WHAT YOU ARE ASKED TO DO: In the listing below, find every line with the string "Life" and pull it out.
++++ EXTRACTED DATA
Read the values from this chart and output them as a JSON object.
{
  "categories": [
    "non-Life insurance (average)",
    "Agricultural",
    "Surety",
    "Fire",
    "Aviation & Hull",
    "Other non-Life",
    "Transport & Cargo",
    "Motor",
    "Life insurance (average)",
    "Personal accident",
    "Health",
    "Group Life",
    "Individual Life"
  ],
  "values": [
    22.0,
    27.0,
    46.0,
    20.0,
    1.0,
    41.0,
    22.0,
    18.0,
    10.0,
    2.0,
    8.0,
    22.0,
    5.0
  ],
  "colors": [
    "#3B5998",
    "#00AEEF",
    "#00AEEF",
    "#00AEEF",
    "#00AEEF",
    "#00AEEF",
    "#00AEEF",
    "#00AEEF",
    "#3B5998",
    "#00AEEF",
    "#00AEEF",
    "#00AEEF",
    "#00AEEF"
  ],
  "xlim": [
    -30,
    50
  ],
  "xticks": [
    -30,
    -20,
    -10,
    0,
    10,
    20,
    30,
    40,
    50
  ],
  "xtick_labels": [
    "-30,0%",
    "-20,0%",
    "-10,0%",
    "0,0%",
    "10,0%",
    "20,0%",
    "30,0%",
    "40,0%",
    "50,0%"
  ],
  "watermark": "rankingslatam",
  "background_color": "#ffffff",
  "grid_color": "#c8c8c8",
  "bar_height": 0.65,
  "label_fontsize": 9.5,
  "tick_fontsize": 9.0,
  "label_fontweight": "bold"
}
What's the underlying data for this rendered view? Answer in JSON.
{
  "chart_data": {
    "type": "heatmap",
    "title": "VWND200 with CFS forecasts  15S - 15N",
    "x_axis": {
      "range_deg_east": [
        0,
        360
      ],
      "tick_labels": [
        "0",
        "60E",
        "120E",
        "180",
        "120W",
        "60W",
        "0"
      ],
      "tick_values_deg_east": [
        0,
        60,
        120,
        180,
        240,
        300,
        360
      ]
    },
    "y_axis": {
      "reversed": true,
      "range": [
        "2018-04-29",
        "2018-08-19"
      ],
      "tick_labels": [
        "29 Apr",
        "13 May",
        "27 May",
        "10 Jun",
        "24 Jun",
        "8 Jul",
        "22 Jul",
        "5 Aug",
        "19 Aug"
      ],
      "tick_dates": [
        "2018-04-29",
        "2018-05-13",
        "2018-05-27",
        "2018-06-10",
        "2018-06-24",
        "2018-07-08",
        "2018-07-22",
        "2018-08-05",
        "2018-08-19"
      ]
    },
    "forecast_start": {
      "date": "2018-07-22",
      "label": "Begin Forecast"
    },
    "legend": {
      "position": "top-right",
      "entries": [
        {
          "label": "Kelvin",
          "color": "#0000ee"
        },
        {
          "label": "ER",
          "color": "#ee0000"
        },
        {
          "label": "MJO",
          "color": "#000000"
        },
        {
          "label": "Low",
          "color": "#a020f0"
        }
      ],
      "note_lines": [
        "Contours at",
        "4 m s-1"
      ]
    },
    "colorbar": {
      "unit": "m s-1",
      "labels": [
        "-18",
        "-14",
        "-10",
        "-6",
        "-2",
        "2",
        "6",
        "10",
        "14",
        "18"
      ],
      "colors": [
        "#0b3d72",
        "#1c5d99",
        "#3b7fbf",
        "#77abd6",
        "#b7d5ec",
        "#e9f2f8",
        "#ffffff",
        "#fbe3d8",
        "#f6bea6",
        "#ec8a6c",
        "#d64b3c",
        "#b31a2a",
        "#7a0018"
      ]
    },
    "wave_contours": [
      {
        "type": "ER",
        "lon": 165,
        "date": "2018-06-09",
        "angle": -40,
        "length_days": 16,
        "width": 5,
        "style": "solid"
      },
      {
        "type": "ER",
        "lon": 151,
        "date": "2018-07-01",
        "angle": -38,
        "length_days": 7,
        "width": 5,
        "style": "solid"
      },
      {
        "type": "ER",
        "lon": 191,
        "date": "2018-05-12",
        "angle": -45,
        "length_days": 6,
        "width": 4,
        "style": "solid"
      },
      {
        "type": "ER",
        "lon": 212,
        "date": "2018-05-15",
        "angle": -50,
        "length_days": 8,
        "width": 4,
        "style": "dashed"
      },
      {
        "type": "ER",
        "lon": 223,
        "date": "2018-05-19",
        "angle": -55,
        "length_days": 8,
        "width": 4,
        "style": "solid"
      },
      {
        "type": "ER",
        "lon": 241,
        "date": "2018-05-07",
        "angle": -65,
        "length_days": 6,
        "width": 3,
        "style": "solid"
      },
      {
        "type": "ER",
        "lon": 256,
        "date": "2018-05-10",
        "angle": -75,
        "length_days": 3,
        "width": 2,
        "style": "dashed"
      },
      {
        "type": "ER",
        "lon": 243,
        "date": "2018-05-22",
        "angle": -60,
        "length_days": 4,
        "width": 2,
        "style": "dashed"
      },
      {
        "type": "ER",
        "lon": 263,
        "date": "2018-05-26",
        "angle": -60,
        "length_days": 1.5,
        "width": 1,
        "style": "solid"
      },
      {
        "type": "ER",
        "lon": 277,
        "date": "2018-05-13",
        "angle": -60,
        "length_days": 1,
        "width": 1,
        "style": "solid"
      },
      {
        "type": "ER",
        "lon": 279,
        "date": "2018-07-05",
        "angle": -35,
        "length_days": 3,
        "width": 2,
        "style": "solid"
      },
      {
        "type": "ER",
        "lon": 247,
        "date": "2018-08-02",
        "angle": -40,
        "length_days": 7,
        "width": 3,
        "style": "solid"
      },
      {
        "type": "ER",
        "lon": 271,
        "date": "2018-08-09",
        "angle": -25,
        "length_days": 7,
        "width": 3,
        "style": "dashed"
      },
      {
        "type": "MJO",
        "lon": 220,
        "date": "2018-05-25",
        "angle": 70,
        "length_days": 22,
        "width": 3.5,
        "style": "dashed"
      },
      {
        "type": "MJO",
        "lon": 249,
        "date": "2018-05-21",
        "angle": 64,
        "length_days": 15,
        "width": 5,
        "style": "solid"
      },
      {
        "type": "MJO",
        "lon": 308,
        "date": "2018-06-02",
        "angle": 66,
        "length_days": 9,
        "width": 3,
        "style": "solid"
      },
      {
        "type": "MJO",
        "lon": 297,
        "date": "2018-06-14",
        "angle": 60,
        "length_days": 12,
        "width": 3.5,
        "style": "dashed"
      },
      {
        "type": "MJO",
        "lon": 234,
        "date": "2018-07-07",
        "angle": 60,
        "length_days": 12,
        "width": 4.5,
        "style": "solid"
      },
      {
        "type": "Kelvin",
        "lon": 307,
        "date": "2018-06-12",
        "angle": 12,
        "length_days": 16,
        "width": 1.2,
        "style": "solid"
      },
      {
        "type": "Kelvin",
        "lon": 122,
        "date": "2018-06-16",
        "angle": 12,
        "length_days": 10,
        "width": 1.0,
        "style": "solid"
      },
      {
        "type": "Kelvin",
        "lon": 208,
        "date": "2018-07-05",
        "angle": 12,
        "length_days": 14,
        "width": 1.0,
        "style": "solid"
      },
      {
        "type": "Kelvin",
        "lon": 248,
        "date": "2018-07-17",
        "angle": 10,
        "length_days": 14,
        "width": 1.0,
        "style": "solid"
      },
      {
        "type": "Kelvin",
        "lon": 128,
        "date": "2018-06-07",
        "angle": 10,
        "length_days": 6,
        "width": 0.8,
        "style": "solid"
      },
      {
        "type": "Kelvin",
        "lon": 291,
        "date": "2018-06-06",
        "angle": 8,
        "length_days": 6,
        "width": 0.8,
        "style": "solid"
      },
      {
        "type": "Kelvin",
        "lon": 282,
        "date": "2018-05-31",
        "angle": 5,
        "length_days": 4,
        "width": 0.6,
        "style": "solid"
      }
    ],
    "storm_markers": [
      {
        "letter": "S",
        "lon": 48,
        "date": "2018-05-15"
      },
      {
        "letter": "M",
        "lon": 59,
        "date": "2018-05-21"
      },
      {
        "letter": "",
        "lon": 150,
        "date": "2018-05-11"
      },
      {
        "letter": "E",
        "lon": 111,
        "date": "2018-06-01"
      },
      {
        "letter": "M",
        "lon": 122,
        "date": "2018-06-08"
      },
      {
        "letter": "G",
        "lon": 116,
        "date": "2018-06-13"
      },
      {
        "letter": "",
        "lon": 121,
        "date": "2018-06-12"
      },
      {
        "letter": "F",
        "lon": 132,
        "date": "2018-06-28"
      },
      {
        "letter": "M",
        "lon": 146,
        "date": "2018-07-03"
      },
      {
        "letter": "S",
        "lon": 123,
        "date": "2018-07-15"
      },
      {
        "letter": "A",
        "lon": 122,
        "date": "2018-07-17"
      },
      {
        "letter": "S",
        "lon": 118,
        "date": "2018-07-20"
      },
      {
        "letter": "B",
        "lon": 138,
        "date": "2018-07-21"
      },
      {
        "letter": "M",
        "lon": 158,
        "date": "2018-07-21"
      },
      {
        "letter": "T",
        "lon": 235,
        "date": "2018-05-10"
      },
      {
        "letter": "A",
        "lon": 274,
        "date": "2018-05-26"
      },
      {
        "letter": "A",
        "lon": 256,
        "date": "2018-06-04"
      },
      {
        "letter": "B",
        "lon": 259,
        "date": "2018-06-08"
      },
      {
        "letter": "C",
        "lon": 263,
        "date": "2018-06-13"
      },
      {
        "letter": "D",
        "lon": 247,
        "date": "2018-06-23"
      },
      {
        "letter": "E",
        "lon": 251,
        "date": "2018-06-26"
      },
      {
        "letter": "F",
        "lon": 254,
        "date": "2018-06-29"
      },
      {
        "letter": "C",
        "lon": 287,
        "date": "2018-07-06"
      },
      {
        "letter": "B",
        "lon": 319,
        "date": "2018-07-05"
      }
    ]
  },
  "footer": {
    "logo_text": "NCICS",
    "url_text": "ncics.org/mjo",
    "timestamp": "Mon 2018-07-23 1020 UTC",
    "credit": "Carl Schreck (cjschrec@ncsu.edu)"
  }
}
++++++++
EXERCISE ANSWER:
    "non-Life insurance (average)",
    "Other non-Life",
    "Life insurance (average)",
    "Group Life",
    "Individual Life"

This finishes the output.